- AIM OF THE TASK
Extract every record, exactly as written, and ignore the pictures.

Stored items:
---+---

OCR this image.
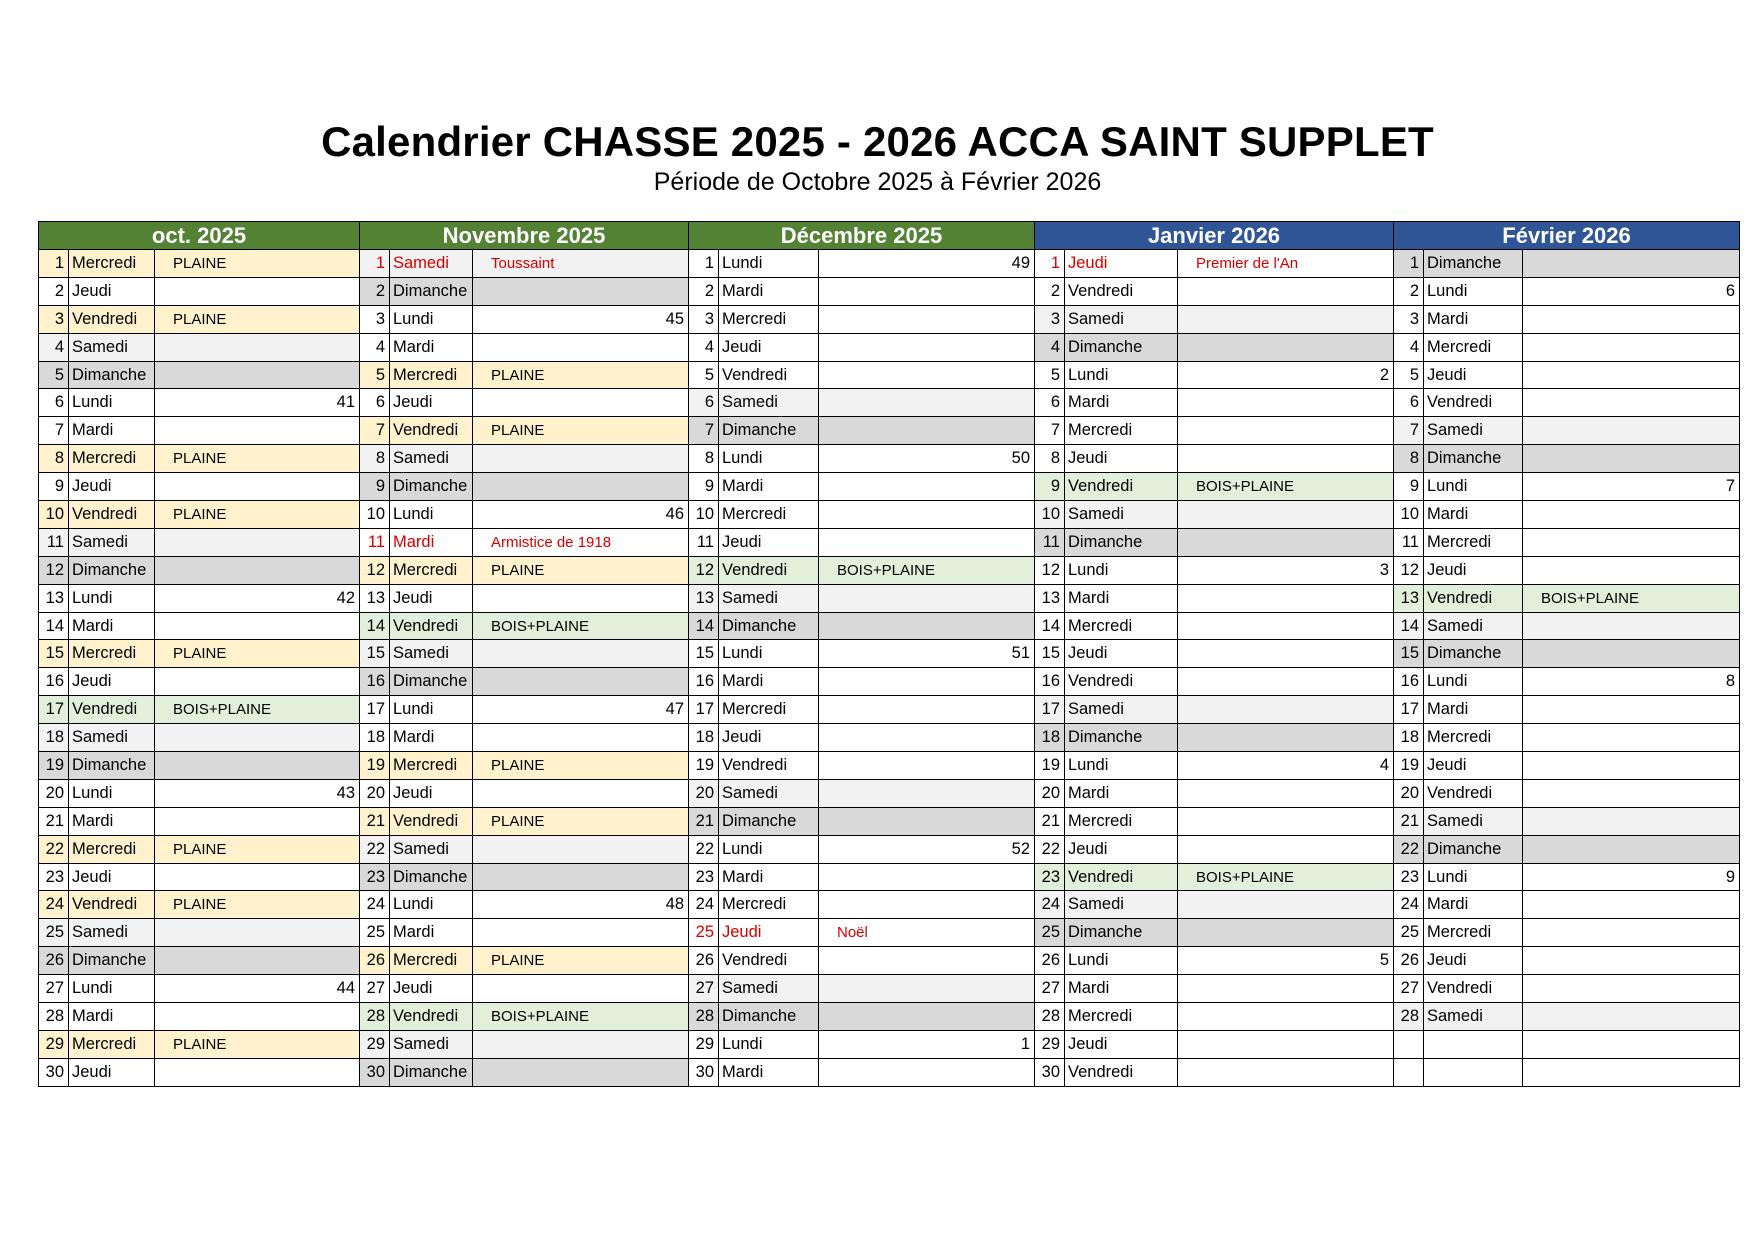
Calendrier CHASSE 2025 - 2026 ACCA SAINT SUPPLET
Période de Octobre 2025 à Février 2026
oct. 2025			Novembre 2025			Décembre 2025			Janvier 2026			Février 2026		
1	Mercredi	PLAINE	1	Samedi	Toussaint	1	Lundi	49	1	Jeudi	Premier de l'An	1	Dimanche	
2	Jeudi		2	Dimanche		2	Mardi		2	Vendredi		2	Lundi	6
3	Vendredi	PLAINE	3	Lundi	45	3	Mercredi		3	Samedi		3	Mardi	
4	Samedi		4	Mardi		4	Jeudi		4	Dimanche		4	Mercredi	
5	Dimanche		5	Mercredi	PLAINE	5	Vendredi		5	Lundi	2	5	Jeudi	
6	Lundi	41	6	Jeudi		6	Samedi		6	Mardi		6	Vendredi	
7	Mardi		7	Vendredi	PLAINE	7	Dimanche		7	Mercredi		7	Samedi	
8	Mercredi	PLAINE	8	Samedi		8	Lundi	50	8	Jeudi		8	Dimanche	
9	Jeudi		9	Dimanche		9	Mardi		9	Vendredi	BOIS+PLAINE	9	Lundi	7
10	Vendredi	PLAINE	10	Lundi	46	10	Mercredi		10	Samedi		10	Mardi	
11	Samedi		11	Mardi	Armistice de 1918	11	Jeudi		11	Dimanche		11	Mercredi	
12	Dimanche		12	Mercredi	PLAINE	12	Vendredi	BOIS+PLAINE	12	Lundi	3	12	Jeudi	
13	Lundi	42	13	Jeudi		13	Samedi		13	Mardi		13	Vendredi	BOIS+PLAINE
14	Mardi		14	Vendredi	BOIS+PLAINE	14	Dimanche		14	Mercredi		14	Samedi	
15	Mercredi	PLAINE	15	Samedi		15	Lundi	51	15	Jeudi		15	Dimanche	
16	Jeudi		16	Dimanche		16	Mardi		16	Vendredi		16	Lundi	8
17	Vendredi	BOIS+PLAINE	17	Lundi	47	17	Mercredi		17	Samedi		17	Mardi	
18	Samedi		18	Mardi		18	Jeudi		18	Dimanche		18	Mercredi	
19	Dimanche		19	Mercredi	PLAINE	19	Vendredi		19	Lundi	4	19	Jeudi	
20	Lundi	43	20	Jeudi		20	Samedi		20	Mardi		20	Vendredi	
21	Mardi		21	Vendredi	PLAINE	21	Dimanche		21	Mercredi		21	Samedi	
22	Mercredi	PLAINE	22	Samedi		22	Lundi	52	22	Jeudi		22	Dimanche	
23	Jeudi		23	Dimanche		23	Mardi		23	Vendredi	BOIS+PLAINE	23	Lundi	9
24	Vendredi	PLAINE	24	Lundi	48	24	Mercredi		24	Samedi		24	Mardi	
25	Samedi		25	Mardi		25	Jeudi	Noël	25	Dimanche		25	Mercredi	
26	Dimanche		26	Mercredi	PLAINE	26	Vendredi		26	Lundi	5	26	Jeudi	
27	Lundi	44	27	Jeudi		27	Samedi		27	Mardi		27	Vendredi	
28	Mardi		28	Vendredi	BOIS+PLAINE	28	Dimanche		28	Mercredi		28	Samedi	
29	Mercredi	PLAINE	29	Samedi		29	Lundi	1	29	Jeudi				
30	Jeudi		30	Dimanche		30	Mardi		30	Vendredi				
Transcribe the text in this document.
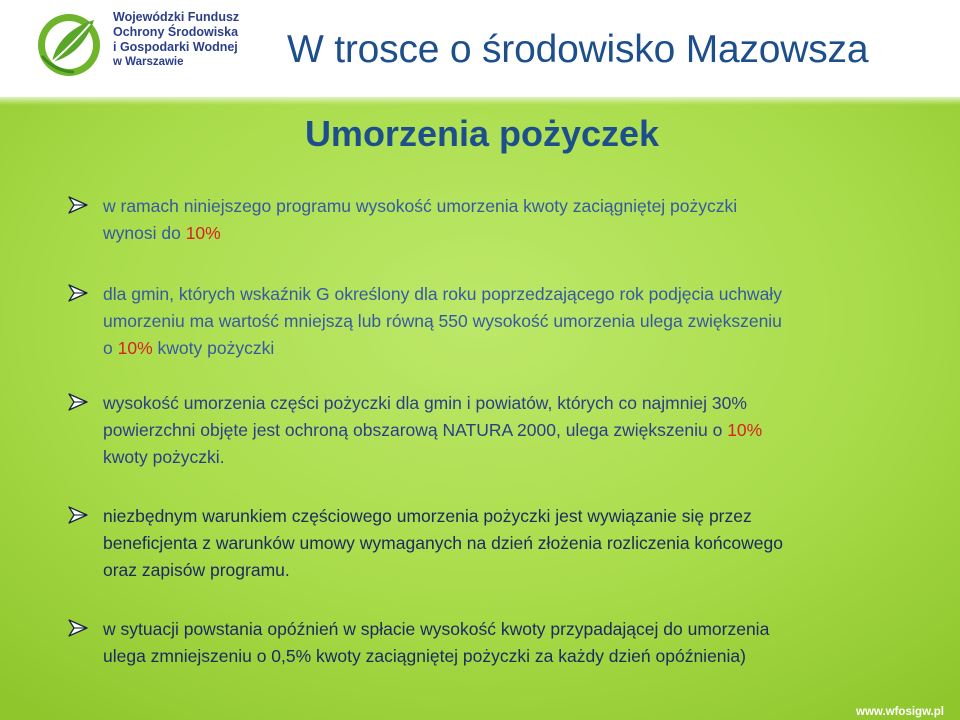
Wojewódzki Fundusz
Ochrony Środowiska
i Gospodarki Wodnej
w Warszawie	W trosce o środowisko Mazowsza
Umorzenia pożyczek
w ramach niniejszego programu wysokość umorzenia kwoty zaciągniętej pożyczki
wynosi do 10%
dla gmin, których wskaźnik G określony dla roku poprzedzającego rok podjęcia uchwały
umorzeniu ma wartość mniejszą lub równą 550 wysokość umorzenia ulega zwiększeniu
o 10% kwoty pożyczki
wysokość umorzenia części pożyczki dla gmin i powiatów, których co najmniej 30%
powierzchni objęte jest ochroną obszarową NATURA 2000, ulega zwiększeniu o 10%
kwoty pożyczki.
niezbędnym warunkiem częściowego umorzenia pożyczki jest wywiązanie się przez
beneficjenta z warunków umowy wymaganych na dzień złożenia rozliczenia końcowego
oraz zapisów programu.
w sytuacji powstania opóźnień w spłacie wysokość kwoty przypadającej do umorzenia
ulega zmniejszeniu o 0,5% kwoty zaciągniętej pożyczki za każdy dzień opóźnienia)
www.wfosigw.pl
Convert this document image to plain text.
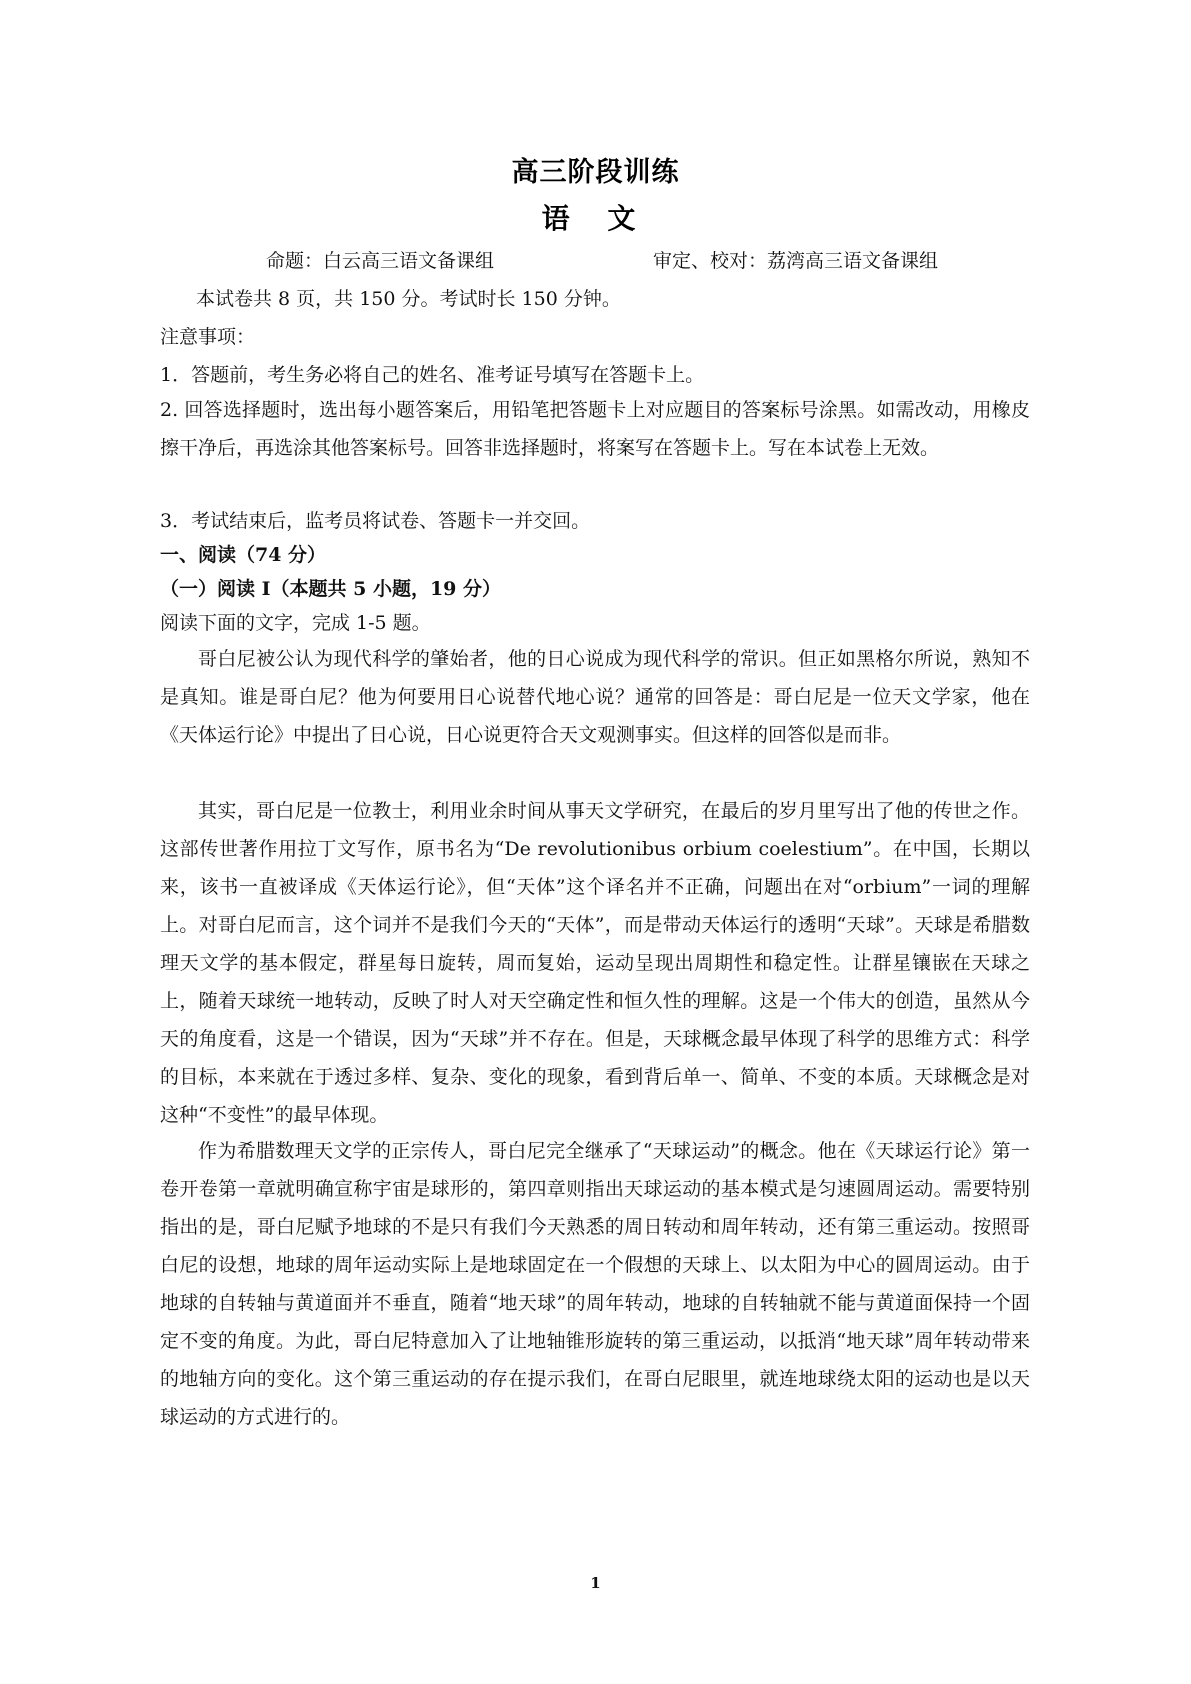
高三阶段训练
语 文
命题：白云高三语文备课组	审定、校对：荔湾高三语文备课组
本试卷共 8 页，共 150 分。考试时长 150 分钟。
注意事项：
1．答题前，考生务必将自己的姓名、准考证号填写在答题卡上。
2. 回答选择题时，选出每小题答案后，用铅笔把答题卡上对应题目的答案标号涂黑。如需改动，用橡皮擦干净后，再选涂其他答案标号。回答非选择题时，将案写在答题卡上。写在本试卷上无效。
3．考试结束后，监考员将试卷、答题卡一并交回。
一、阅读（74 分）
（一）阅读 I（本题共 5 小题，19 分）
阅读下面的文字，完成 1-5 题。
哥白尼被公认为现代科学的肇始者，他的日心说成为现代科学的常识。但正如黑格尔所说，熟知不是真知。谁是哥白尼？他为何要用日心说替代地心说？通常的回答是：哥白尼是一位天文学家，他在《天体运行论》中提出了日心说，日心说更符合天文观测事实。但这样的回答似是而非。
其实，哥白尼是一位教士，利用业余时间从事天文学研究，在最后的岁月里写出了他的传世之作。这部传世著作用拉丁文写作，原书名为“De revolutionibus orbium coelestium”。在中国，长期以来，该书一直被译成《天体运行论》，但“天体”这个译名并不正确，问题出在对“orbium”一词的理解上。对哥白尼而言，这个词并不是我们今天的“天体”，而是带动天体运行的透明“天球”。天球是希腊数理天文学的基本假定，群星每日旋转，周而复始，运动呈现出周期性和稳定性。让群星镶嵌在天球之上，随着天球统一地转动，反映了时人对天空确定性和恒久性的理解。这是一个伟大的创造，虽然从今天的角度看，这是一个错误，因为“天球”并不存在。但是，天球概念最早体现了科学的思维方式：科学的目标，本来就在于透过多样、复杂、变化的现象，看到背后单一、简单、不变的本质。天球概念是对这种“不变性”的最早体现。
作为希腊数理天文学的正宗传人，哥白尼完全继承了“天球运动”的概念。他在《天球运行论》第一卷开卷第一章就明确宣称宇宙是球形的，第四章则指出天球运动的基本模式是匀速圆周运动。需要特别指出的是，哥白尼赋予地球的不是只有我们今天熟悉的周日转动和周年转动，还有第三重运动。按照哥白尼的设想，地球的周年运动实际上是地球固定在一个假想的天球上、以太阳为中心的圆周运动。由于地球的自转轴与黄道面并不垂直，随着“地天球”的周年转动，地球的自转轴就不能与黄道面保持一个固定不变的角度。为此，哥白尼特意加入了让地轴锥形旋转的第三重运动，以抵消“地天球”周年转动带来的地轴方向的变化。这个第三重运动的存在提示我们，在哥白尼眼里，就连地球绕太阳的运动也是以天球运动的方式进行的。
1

---+---

- RESULT OF THIS TASK
OCR this image.
Calendrier CHASSE 2025 - 2026 ACCA SAINT SUPPLET
Période de Octobre 2025 à Février 2026
oct. 2025			Novembre 2025			Décembre 2025			Janvier 2026			Février 2026		
1	Mercredi	PLAINE	1	Samedi	Toussaint	1	Lundi	49	1	Jeudi	Premier de l'An	1	Dimanche	
2	Jeudi		2	Dimanche		2	Mardi		2	Vendredi		2	Lundi	6
3	Vendredi	PLAINE	3	Lundi	45	3	Mercredi		3	Samedi		3	Mardi	
4	Samedi		4	Mardi		4	Jeudi		4	Dimanche		4	Mercredi	
5	Dimanche		5	Mercredi	PLAINE	5	Vendredi		5	Lundi	2	5	Jeudi	
6	Lundi	41	6	Jeudi		6	Samedi		6	Mardi		6	Vendredi	
7	Mardi		7	Vendredi	PLAINE	7	Dimanche		7	Mercredi		7	Samedi	
8	Mercredi	PLAINE	8	Samedi		8	Lundi	50	8	Jeudi		8	Dimanche	
9	Jeudi		9	Dimanche		9	Mardi		9	Vendredi	BOIS+PLAINE	9	Lundi	7
10	Vendredi	PLAINE	10	Lundi	46	10	Mercredi		10	Samedi		10	Mardi	
11	Samedi		11	Mardi	Armistice de 1918	11	Jeudi		11	Dimanche		11	Mercredi	
12	Dimanche		12	Mercredi	PLAINE	12	Vendredi	BOIS+PLAINE	12	Lundi	3	12	Jeudi	
13	Lundi	42	13	Jeudi		13	Samedi		13	Mardi		13	Vendredi	BOIS+PLAINE
14	Mardi		14	Vendredi	BOIS+PLAINE	14	Dimanche		14	Mercredi		14	Samedi	
15	Mercredi	PLAINE	15	Samedi		15	Lundi	51	15	Jeudi		15	Dimanche	
16	Jeudi		16	Dimanche		16	Mardi		16	Vendredi		16	Lundi	8
17	Vendredi	BOIS+PLAINE	17	Lundi	47	17	Mercredi		17	Samedi		17	Mardi	
18	Samedi		18	Mardi		18	Jeudi		18	Dimanche		18	Mercredi	
19	Dimanche		19	Mercredi	PLAINE	19	Vendredi		19	Lundi	4	19	Jeudi	
20	Lundi	43	20	Jeudi		20	Samedi		20	Mardi		20	Vendredi	
21	Mardi		21	Vendredi	PLAINE	21	Dimanche		21	Mercredi		21	Samedi	
22	Mercredi	PLAINE	22	Samedi		22	Lundi	52	22	Jeudi		22	Dimanche	
23	Jeudi		23	Dimanche		23	Mardi		23	Vendredi	BOIS+PLAINE	23	Lundi	9
24	Vendredi	PLAINE	24	Lundi	48	24	Mercredi		24	Samedi		24	Mardi	
25	Samedi		25	Mardi		25	Jeudi	Noël	25	Dimanche		25	Mercredi	
26	Dimanche		26	Mercredi	PLAINE	26	Vendredi		26	Lundi	5	26	Jeudi	
27	Lundi	44	27	Jeudi		27	Samedi		27	Mardi		27	Vendredi	
28	Mardi		28	Vendredi	BOIS+PLAINE	28	Dimanche		28	Mercredi		28	Samedi	
29	Mercredi	PLAINE	29	Samedi		29	Lundi	1	29	Jeudi				
30	Jeudi		30	Dimanche		30	Mardi		30	Vendredi				
Transcribe the text in this document.
Wojewódzki Fundusz
Ochrony Środowiska
i Gospodarki Wodnej
w Warszawie	W trosce o środowisko Mazowsza
Umorzenia pożyczek
w ramach niniejszego programu wysokość umorzenia kwoty zaciągniętej pożyczki
wynosi do 10%
dla gmin, których wskaźnik G określony dla roku poprzedzającego rok podjęcia uchwały
umorzeniu ma wartość mniejszą lub równą 550 wysokość umorzenia ulega zwiększeniu
o 10% kwoty pożyczki
wysokość umorzenia części pożyczki dla gmin i powiatów, których co najmniej 30%
powierzchni objęte jest ochroną obszarową NATURA 2000, ulega zwiększeniu o 10%
kwoty pożyczki.
niezbędnym warunkiem częściowego umorzenia pożyczki jest wywiązanie się przez
beneficjenta z warunków umowy wymaganych na dzień złożenia rozliczenia końcowego
oraz zapisów programu.
w sytuacji powstania opóźnień w spłacie wysokość kwoty przypadającej do umorzenia
ulega zmniejszeniu o 0,5% kwoty zaciągniętej pożyczki za każdy dzień opóźnienia)
www.wfosigw.pl
Convert this document image to plain text.
高三阶段训练
语 文
命题：白云高三语文备课组	审定、校对：荔湾高三语文备课组
本试卷共 8 页，共 150 分。考试时长 150 分钟。
注意事项：
1．答题前，考生务必将自己的姓名、准考证号填写在答题卡上。
2. 回答选择题时，选出每小题答案后，用铅笔把答题卡上对应题目的答案标号涂黑。如需改动，用橡皮擦干净后，再选涂其他答案标号。回答非选择题时，将案写在答题卡上。写在本试卷上无效。
3．考试结束后，监考员将试卷、答题卡一并交回。
一、阅读（74 分）
（一）阅读 I（本题共 5 小题，19 分）
阅读下面的文字，完成 1-5 题。
哥白尼被公认为现代科学的肇始者，他的日心说成为现代科学的常识。但正如黑格尔所说，熟知不是真知。谁是哥白尼？他为何要用日心说替代地心说？通常的回答是：哥白尼是一位天文学家，他在《天体运行论》中提出了日心说，日心说更符合天文观测事实。但这样的回答似是而非。
其实，哥白尼是一位教士，利用业余时间从事天文学研究，在最后的岁月里写出了他的传世之作。这部传世著作用拉丁文写作，原书名为“De revolutionibus orbium coelestium”。在中国，长期以来，该书一直被译成《天体运行论》，但“天体”这个译名并不正确，问题出在对“orbium”一词的理解上。对哥白尼而言，这个词并不是我们今天的“天体”，而是带动天体运行的透明“天球”。天球是希腊数理天文学的基本假定，群星每日旋转，周而复始，运动呈现出周期性和稳定性。让群星镶嵌在天球之上，随着天球统一地转动，反映了时人对天空确定性和恒久性的理解。这是一个伟大的创造，虽然从今天的角度看，这是一个错误，因为“天球”并不存在。但是，天球概念最早体现了科学的思维方式：科学的目标，本来就在于透过多样、复杂、变化的现象，看到背后单一、简单、不变的本质。天球概念是对这种“不变性”的最早体现。
作为希腊数理天文学的正宗传人，哥白尼完全继承了“天球运动”的概念。他在《天球运行论》第一卷开卷第一章就明确宣称宇宙是球形的，第四章则指出天球运动的基本模式是匀速圆周运动。需要特别指出的是，哥白尼赋予地球的不是只有我们今天熟悉的周日转动和周年转动，还有第三重运动。按照哥白尼的设想，地球的周年运动实际上是地球固定在一个假想的天球上、以太阳为中心的圆周运动。由于地球的自转轴与黄道面并不垂直，随着“地天球”的周年转动，地球的自转轴就不能与黄道面保持一个固定不变的角度。为此，哥白尼特意加入了让地轴锥形旋转的第三重运动，以抵消“地天球”周年转动带来的地轴方向的变化。这个第三重运动的存在提示我们，在哥白尼眼里，就连地球绕太阳的运动也是以天球运动的方式进行的。
1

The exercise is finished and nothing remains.